> EXERCISE TASK: In the material below, find all lines with the string "ylabel" and copy them.
* BEGIN DATASET RECORDS *
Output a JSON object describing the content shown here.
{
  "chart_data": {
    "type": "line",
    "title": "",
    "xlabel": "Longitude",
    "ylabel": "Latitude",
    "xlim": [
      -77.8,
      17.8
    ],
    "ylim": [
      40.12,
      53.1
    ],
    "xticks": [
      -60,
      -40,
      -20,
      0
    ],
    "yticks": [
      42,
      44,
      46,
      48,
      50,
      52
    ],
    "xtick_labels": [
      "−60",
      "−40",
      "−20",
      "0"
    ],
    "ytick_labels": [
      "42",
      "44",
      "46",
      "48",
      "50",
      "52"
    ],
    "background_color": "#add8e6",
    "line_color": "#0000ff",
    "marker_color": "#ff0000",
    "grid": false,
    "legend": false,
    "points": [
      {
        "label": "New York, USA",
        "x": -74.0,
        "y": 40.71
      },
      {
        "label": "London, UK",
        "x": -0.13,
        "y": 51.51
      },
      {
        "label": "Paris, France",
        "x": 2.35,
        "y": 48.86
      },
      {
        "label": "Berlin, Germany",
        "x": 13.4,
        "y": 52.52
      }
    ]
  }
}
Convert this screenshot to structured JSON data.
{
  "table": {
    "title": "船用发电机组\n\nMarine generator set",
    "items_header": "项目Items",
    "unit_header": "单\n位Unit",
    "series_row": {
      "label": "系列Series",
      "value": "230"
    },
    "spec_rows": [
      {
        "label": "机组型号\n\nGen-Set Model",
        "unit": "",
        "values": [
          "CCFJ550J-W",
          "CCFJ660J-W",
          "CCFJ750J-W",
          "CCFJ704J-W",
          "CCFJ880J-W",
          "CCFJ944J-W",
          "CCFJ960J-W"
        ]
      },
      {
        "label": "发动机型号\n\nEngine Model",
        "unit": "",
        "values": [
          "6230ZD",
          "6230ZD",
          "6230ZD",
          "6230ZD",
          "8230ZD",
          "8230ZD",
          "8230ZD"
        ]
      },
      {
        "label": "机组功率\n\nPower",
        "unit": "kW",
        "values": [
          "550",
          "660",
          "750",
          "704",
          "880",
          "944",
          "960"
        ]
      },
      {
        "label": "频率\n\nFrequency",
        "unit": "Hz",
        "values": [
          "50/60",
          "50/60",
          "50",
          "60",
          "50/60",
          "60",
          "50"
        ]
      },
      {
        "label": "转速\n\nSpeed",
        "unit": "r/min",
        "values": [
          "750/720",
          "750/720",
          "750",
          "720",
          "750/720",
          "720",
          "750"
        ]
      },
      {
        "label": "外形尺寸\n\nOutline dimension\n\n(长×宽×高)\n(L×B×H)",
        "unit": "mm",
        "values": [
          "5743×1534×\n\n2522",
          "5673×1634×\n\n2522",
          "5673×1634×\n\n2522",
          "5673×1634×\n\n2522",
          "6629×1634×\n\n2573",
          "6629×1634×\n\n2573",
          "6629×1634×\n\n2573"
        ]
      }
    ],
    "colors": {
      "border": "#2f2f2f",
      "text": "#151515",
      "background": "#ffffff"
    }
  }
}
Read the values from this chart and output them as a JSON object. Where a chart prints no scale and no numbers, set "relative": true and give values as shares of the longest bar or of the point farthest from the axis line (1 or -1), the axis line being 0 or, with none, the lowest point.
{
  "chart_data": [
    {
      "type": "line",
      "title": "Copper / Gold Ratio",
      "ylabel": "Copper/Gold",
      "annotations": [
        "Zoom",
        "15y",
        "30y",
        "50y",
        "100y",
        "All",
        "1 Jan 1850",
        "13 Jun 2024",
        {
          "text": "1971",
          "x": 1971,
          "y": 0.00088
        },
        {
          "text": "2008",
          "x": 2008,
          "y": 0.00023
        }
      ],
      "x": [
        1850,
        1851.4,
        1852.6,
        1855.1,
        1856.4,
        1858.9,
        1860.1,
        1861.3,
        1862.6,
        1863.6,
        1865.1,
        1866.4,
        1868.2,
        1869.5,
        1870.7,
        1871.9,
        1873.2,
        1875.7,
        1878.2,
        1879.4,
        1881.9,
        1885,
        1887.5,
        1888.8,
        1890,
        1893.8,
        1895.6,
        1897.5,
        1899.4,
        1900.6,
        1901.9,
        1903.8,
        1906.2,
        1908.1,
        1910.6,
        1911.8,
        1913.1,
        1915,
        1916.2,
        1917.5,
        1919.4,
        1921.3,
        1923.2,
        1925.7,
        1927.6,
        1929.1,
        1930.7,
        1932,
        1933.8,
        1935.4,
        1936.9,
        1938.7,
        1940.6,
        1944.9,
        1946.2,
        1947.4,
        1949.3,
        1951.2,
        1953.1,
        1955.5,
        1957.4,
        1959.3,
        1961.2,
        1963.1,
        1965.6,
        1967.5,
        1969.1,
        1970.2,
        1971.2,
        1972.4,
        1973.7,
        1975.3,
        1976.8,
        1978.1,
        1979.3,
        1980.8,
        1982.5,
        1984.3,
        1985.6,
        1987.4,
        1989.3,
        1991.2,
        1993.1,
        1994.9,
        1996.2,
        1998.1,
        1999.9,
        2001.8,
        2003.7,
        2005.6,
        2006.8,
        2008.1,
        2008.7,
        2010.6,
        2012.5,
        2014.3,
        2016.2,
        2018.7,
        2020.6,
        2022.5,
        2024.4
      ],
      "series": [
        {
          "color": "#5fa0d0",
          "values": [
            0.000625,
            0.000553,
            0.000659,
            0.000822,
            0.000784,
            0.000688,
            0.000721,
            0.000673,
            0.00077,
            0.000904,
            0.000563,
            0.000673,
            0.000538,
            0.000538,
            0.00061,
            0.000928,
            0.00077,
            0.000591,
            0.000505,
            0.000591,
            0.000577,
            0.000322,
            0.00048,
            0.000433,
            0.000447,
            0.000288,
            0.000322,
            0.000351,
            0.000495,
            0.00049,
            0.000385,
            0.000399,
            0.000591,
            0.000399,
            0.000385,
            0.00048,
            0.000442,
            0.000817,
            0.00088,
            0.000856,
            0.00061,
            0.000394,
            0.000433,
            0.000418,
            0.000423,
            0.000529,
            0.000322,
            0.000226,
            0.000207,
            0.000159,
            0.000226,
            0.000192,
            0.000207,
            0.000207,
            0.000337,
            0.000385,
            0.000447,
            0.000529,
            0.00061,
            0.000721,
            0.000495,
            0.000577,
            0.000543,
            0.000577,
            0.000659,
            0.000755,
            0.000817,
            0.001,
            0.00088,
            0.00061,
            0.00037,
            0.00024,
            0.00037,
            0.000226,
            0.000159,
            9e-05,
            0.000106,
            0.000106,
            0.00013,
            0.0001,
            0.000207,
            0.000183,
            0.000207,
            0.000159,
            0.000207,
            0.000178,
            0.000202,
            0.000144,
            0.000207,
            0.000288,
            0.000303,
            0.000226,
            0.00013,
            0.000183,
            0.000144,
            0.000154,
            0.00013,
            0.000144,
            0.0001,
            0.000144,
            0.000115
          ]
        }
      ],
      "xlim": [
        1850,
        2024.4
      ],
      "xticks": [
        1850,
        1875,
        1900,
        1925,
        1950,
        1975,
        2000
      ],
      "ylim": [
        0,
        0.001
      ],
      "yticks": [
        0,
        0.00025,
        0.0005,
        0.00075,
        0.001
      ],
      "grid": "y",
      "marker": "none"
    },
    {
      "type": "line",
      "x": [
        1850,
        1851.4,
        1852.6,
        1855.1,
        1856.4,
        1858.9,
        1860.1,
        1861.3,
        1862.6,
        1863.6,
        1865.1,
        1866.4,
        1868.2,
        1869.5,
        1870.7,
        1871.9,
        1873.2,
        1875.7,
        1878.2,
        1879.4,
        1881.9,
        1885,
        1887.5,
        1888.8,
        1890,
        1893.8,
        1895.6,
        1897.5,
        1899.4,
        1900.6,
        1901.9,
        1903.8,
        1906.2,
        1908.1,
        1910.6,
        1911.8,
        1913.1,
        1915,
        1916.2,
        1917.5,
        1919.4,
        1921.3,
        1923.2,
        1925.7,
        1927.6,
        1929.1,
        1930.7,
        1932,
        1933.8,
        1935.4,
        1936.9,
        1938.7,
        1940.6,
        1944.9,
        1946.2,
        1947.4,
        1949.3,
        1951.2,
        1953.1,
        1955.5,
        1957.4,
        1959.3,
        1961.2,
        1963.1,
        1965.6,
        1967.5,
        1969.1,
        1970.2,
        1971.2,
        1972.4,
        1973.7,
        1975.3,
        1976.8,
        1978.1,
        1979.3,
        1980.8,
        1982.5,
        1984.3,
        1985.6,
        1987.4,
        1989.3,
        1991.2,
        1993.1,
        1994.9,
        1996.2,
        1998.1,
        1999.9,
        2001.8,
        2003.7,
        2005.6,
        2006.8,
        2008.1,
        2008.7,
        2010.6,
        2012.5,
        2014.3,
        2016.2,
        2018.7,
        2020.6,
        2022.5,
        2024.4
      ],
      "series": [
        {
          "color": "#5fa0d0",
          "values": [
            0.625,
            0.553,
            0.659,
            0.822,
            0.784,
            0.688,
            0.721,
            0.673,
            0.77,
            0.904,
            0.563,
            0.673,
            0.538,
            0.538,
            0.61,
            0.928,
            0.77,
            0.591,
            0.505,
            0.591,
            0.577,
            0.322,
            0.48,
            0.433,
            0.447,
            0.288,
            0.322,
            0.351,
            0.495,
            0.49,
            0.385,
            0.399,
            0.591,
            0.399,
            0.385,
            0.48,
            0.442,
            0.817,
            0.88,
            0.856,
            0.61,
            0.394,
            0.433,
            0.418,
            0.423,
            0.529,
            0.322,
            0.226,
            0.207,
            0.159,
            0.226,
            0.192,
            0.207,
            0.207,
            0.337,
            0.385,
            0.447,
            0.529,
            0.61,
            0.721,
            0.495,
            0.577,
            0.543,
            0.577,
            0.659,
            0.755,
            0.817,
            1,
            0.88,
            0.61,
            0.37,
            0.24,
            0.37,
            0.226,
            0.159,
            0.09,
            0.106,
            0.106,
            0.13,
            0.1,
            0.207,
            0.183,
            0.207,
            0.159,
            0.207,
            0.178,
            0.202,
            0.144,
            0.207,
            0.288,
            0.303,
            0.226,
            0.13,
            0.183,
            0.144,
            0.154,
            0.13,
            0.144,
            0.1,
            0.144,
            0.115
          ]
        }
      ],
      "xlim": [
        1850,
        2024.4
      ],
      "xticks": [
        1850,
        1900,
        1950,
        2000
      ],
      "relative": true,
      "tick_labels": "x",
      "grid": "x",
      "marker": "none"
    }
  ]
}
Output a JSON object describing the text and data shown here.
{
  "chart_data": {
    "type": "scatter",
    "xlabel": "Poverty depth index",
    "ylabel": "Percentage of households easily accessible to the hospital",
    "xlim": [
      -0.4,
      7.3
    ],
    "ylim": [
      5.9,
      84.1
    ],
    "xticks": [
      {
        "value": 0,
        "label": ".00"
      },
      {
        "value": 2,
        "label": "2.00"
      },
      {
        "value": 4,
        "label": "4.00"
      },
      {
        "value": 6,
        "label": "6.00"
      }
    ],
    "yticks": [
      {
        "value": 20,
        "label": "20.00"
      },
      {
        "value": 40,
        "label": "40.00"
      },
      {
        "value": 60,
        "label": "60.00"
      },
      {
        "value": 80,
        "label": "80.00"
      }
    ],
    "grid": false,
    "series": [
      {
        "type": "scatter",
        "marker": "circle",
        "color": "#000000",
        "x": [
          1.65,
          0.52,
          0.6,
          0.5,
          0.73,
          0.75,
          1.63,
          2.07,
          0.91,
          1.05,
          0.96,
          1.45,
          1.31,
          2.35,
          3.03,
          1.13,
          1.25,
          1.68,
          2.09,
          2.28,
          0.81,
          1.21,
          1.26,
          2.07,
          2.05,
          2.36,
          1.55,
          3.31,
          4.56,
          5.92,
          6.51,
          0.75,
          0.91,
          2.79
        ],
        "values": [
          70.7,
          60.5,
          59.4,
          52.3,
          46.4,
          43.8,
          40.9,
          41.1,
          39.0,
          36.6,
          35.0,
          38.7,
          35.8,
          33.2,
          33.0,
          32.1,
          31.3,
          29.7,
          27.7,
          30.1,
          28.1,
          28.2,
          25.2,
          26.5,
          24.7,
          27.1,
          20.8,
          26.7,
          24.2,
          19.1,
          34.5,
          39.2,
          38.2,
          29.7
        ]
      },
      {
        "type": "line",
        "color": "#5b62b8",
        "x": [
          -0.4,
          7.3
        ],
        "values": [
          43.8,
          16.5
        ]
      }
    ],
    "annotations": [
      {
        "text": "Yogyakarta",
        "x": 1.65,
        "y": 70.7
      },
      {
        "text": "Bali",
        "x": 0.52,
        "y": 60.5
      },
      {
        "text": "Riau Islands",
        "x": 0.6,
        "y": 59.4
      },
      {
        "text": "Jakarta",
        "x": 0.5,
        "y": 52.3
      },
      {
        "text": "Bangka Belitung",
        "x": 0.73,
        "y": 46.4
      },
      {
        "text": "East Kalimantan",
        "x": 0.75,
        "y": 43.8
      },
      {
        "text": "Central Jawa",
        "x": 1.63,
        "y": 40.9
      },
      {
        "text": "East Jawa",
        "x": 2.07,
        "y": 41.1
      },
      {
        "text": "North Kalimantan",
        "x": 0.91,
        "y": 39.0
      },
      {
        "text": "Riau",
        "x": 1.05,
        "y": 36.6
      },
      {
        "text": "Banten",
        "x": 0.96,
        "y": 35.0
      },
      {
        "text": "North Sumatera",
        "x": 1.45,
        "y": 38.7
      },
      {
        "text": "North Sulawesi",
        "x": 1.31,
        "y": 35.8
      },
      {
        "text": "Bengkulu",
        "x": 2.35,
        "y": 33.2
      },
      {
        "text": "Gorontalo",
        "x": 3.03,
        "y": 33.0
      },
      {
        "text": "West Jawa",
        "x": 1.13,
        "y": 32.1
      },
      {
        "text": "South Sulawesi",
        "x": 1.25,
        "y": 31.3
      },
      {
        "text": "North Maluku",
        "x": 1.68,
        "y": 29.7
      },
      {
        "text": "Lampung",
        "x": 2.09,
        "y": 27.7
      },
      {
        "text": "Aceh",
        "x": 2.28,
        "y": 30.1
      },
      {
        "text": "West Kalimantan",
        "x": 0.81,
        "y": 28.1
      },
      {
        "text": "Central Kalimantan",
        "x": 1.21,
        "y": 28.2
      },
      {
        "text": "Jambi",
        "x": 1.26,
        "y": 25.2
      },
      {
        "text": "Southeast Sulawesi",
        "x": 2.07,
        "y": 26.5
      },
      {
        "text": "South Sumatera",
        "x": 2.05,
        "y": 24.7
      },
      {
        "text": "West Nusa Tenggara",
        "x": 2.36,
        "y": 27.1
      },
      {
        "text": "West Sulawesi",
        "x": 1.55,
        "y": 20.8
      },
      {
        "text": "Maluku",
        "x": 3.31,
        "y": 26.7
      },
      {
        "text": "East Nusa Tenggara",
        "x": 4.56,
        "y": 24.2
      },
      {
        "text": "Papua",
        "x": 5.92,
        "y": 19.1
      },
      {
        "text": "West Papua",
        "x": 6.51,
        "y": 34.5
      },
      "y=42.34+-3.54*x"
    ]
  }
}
* END DATASET RECORDS *
> EXERCISE RESPONSE:
    "ylabel": "Latitude",
      "ylabel": "Copper/Gold",
    "ylabel": "Percentage of households easily accessible to the hospital",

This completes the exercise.